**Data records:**
+---+
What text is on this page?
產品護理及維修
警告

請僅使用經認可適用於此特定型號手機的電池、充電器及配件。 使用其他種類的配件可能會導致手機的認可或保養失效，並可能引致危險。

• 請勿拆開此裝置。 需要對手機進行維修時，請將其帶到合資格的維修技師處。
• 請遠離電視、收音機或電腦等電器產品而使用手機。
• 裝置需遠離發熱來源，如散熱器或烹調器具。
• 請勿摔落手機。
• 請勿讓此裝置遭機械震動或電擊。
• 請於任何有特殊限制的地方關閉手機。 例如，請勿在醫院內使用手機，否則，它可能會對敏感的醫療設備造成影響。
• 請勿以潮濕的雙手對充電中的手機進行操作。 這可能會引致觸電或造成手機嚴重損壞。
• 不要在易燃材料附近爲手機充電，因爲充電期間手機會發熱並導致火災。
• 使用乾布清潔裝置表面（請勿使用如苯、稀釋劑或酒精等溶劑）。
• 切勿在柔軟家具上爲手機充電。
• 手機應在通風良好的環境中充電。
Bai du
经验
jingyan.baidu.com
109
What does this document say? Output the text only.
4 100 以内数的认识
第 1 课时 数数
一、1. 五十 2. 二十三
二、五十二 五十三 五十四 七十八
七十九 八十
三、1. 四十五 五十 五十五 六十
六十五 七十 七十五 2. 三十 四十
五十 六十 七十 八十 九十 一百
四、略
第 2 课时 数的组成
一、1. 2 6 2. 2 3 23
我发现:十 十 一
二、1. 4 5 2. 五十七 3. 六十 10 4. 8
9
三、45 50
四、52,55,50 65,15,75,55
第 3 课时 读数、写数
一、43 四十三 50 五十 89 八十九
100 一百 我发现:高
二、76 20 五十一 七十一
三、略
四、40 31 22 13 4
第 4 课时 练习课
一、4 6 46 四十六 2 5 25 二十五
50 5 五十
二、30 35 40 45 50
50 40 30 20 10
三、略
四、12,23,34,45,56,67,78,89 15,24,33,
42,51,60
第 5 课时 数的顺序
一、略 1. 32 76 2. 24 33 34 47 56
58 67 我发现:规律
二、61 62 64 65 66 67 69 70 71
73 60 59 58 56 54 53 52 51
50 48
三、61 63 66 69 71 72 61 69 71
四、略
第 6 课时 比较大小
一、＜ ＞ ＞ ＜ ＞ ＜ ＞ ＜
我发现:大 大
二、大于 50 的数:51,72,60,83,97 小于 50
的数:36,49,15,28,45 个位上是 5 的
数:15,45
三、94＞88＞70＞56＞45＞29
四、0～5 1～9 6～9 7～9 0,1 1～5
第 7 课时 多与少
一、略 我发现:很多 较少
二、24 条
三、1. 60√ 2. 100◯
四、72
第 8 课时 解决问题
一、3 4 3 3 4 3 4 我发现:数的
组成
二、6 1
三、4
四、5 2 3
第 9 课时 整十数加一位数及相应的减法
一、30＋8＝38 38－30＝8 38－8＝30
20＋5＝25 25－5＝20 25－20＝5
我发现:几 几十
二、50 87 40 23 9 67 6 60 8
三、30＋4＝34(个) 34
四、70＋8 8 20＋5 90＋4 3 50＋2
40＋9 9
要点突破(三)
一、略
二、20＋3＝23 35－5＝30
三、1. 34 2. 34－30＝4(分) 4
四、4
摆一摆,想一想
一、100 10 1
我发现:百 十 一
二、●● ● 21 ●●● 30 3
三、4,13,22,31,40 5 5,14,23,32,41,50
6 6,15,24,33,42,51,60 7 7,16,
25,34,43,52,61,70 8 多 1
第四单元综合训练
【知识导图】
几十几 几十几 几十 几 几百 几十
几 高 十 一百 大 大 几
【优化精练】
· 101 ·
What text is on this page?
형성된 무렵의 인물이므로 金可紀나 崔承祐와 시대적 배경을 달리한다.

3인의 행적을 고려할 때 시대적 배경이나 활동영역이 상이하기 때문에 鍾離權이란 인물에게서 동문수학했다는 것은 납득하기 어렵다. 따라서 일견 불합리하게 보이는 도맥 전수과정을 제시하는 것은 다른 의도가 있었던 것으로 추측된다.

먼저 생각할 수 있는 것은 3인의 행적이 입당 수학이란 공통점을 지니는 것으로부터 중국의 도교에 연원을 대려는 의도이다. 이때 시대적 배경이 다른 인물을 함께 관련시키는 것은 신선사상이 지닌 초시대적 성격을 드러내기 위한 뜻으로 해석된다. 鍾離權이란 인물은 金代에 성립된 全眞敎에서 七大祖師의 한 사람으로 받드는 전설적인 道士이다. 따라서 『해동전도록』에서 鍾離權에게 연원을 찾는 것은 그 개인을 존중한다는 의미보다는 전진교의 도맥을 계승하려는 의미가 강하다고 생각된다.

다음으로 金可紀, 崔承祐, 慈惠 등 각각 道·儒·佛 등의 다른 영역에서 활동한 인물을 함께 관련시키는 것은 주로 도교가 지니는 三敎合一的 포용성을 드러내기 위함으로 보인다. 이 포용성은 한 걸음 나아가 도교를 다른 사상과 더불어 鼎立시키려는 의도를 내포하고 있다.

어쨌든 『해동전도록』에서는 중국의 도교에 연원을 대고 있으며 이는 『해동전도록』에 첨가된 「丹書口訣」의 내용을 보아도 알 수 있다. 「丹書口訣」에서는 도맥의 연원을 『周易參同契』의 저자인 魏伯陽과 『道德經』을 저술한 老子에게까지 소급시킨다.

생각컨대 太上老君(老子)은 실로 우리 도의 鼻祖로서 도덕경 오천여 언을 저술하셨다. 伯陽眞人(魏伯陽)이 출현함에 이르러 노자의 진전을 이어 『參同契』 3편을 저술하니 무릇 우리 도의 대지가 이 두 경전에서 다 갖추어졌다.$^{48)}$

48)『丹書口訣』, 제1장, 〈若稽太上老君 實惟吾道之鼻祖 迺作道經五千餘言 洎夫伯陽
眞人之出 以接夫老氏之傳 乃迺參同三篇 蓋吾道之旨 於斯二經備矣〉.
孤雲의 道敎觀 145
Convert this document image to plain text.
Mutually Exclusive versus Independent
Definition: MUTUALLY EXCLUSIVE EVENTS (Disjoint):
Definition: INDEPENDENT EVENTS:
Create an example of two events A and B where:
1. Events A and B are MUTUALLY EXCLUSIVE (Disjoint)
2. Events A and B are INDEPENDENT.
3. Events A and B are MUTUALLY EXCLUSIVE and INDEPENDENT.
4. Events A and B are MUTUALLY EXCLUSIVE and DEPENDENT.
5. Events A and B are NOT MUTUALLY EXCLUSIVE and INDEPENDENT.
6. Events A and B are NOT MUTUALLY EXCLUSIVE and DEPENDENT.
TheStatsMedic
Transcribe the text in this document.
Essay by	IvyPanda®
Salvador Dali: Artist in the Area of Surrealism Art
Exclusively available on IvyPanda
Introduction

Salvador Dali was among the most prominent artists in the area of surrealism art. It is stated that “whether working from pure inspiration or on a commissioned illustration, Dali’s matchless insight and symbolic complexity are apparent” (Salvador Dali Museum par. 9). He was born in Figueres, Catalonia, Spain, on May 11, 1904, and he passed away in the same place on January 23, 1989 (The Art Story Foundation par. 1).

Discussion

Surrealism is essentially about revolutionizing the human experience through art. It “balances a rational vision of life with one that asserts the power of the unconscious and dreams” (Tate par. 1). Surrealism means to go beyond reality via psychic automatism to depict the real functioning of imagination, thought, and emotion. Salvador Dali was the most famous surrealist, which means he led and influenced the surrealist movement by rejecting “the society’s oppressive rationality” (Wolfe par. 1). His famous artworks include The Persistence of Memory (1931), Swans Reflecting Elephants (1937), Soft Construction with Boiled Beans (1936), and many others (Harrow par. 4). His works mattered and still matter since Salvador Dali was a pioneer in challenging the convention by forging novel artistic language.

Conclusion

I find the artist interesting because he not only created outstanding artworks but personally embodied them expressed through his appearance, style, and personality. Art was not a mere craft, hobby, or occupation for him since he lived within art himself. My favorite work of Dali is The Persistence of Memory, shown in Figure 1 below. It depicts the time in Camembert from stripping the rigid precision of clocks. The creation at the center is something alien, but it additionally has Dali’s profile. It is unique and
+---+
**The exercise:** Scan the listing above. Collect all lines with the word "text".

**Response below:**
What text is on this page?
What does this document say? Output the text only.
What text is on this page?
Convert this document image to plain text.
Transcribe the text in this document.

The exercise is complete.